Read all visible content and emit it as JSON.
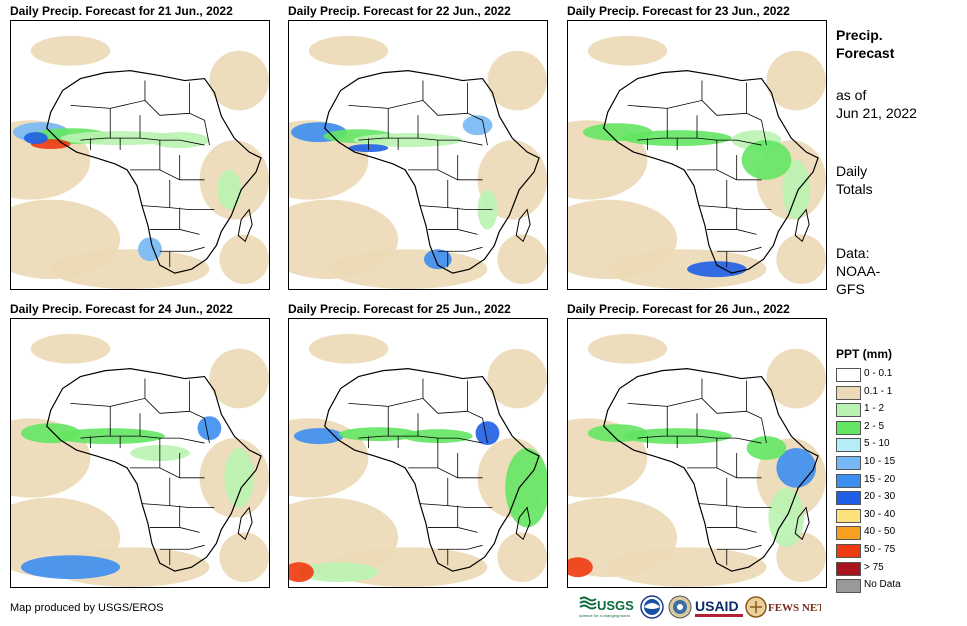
{
  "panels": [
    {
      "title": "Daily Precip. Forecast for 21 Jun., 2022"
    },
    {
      "title": "Daily Precip. Forecast for 22 Jun., 2022"
    },
    {
      "title": "Daily Precip. Forecast for 23 Jun., 2022"
    },
    {
      "title": "Daily Precip. Forecast for 24 Jun., 2022"
    },
    {
      "title": "Daily Precip. Forecast for 25 Jun., 2022"
    },
    {
      "title": "Daily Precip. Forecast for 26 Jun., 2022"
    }
  ],
  "side": {
    "heading_line1": "Precip.",
    "heading_line2": "Forecast",
    "asof_line1": "as of",
    "asof_line2": "Jun 21, 2022",
    "totals_line1": "Daily",
    "totals_line2": "Totals",
    "data_line1": "Data:",
    "data_line2": "NOAA-",
    "data_line3": "GFS"
  },
  "legend": {
    "title": "PPT (mm)",
    "items": [
      {
        "label": "0 - 0.1",
        "color": "#ffffff"
      },
      {
        "label": "0.1 - 1",
        "color": "#ecd9b5"
      },
      {
        "label": "1 - 2",
        "color": "#b9f3b1"
      },
      {
        "label": "2 - 5",
        "color": "#63e663"
      },
      {
        "label": "5 - 10",
        "color": "#b4ecf8"
      },
      {
        "label": "10 - 15",
        "color": "#75b8f5"
      },
      {
        "label": "15 - 20",
        "color": "#3c8ef0"
      },
      {
        "label": "20 - 30",
        "color": "#1e5fe6"
      },
      {
        "label": "30 - 40",
        "color": "#fde27c"
      },
      {
        "label": "40 - 50",
        "color": "#f5a11f"
      },
      {
        "label": "50 - 75",
        "color": "#ee3a0f"
      },
      {
        "label": "> 75",
        "color": "#a8141b"
      },
      {
        "label": "No Data",
        "color": "#999999"
      }
    ]
  },
  "credit": "Map produced by USGS/EROS",
  "logos": {
    "usgs": "USGS",
    "usgs_tagline": "science for a changing world",
    "usaid": "USAID",
    "fewsnet": "FEWS NET"
  }
}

§ **Exercise prompt**: Exclude the images, then output the data above word for word.

§ **Output of the exercise**:
Read all visible content and emit it as JSON.
{
  "panels": [
    {
      "title": "Daily Precip. Forecast for 21 Jun., 2022"
    },
    {
      "title": "Daily Precip. Forecast for 22 Jun., 2022"
    },
    {
      "title": "Daily Precip. Forecast for 23 Jun., 2022"
    },
    {
      "title": "Daily Precip. Forecast for 24 Jun., 2022"
    },
    {
      "title": "Daily Precip. Forecast for 25 Jun., 2022"
    },
    {
      "title": "Daily Precip. Forecast for 26 Jun., 2022"
    }
  ],
  "side": {
    "heading_line1": "Precip.",
    "heading_line2": "Forecast",
    "asof_line1": "as of",
    "asof_line2": "Jun 21, 2022",
    "totals_line1": "Daily",
    "totals_line2": "Totals",
    "data_line1": "Data:",
    "data_line2": "NOAA-",
    "data_line3": "GFS"
  },
  "legend": {
    "title": "PPT (mm)",
    "items": [
      {
        "label": "0 - 0.1",
        "color": "#ffffff"
      },
      {
        "label": "0.1 - 1",
        "color": "#ecd9b5"
      },
      {
        "label": "1 - 2",
        "color": "#b9f3b1"
      },
      {
        "label": "2 - 5",
        "color": "#63e663"
      },
      {
        "label": "5 - 10",
        "color": "#b4ecf8"
      },
      {
        "label": "10 - 15",
        "color": "#75b8f5"
      },
      {
        "label": "15 - 20",
        "color": "#3c8ef0"
      },
      {
        "label": "20 - 30",
        "color": "#1e5fe6"
      },
      {
        "label": "30 - 40",
        "color": "#fde27c"
      },
      {
        "label": "40 - 50",
        "color": "#f5a11f"
      },
      {
        "label": "50 - 75",
        "color": "#ee3a0f"
      },
      {
        "label": "> 75",
        "color": "#a8141b"
      },
      {
        "label": "No Data",
        "color": "#999999"
      }
    ]
  },
  "credit": "Map produced by USGS/EROS",
  "logos": {
    "usgs": "USGS",
    "usgs_tagline": "science for a changing world",
    "usaid": "USAID",
    "fewsnet": "FEWS NET"
  }
}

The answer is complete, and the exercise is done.